▸ WHAT YOU ARE ASKED TO DO: Leave out the pictures and transcribe the rest of the records exactly.

▸ EXERCISE INPUTS:
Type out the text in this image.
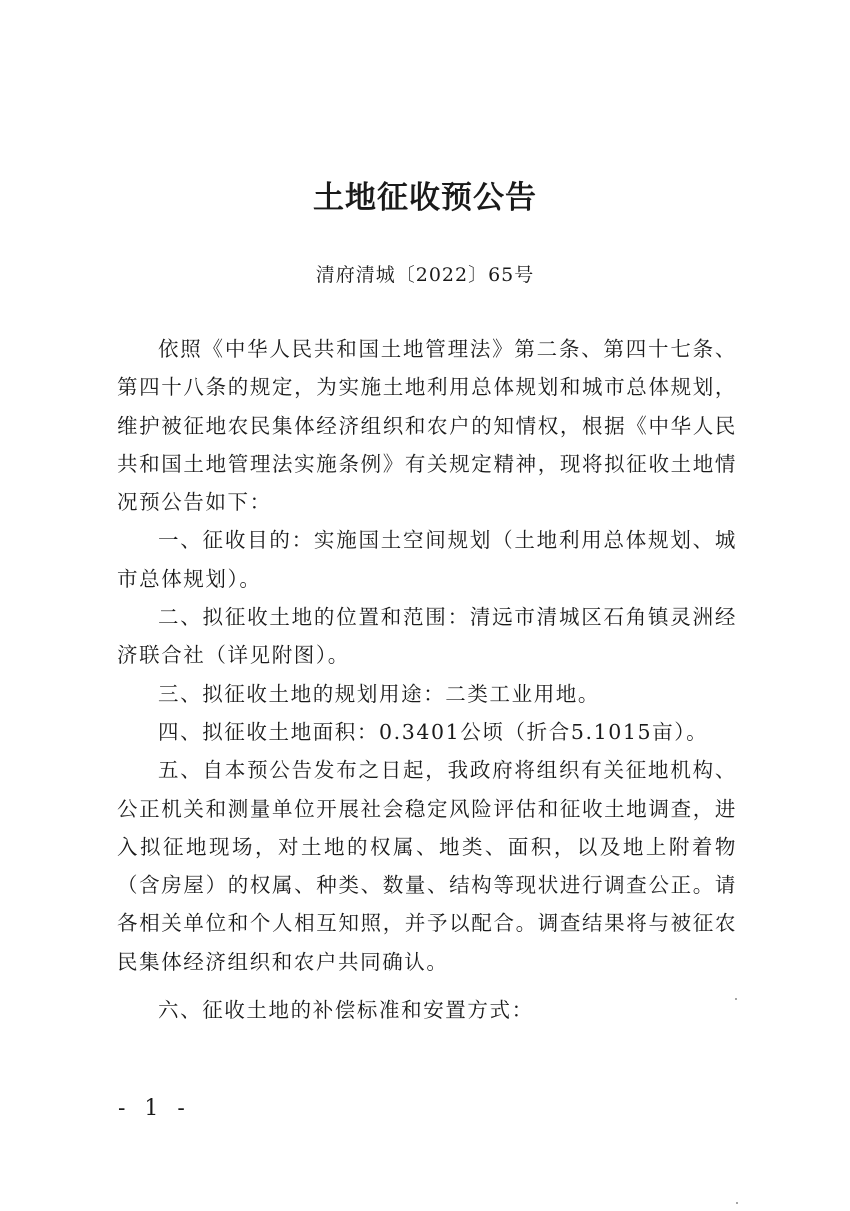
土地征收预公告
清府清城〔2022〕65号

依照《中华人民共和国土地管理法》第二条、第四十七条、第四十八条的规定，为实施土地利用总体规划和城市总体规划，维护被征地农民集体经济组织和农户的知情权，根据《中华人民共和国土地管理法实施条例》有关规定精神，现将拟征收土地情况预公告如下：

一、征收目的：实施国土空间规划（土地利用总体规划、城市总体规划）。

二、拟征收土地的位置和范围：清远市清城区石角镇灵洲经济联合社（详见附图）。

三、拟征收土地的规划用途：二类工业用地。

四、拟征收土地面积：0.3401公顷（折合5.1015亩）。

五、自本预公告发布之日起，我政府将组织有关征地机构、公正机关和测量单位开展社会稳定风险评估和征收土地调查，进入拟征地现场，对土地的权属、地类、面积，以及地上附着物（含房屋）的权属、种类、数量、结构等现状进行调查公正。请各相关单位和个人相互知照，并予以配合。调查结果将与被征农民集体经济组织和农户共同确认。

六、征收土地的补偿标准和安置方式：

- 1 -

▸ SOLUTION:
Type out the text in this image.
土地征收预公告
清府清城〔2022〕65号

依照《中华人民共和国土地管理法》第二条、第四十七条、第四十八条的规定，为实施土地利用总体规划和城市总体规划，维护被征地农民集体经济组织和农户的知情权，根据《中华人民共和国土地管理法实施条例》有关规定精神，现将拟征收土地情况预公告如下：

一、征收目的：实施国土空间规划（土地利用总体规划、城市总体规划）。

二、拟征收土地的位置和范围：清远市清城区石角镇灵洲经济联合社（详见附图）。

三、拟征收土地的规划用途：二类工业用地。

四、拟征收土地面积：0.3401公顷（折合5.1015亩）。

五、自本预公告发布之日起，我政府将组织有关征地机构、公正机关和测量单位开展社会稳定风险评估和征收土地调查，进入拟征地现场，对土地的权属、地类、面积，以及地上附着物（含房屋）的权属、种类、数量、结构等现状进行调查公正。请各相关单位和个人相互知照，并予以配合。调查结果将与被征农民集体经济组织和农户共同确认。

六、征收土地的补偿标准和安置方式：

- 1 -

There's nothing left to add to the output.